§ Requirements: Present each line of the entries below that holds the word "timestep".

§ Record set:
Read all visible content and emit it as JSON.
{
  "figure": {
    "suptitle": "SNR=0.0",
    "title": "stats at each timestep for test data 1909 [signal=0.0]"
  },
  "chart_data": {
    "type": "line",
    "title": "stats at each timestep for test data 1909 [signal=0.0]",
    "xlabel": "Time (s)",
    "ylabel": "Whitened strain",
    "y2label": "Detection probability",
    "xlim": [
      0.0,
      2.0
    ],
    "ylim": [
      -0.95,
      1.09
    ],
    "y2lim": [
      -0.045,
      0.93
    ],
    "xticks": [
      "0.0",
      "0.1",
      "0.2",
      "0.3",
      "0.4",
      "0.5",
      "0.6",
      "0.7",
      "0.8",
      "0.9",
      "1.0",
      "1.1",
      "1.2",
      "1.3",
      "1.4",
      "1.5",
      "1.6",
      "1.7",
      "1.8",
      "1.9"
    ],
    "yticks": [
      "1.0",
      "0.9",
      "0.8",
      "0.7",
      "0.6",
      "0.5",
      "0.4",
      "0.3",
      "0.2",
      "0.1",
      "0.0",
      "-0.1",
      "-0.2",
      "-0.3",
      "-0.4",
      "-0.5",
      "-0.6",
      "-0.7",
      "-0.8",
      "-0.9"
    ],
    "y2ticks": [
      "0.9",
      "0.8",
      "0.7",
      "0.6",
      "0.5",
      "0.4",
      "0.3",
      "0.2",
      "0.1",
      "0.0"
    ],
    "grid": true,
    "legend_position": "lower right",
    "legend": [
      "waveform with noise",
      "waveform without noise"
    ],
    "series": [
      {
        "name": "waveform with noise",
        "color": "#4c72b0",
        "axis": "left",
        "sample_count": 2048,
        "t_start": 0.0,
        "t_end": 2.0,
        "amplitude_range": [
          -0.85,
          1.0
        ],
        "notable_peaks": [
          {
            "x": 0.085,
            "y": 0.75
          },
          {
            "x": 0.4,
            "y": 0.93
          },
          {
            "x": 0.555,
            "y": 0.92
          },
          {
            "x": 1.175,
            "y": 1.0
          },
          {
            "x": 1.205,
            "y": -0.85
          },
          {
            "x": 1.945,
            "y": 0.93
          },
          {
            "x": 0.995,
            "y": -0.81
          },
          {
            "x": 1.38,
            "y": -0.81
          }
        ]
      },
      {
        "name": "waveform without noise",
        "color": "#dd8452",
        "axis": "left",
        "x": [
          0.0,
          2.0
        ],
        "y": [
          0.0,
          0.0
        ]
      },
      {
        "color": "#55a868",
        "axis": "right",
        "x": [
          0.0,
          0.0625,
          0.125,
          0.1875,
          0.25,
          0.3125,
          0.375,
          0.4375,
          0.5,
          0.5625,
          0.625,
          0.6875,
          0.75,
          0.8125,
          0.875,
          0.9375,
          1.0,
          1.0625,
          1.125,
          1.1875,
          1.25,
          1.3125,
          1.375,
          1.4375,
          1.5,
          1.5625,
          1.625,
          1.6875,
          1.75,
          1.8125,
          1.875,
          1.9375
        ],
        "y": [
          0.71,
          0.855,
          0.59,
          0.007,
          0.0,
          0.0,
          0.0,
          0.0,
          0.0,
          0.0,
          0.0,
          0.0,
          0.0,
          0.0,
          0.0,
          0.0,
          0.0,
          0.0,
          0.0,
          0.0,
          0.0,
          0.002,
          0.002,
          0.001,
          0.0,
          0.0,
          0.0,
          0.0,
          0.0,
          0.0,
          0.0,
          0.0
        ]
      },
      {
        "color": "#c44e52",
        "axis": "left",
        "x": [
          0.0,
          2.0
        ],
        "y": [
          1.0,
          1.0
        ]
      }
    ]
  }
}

§ Output below:
    "title": "stats at each timestep for test data 1909 [signal=0.0]"
    "title": "stats at each timestep for test data 1909 [signal=0.0]",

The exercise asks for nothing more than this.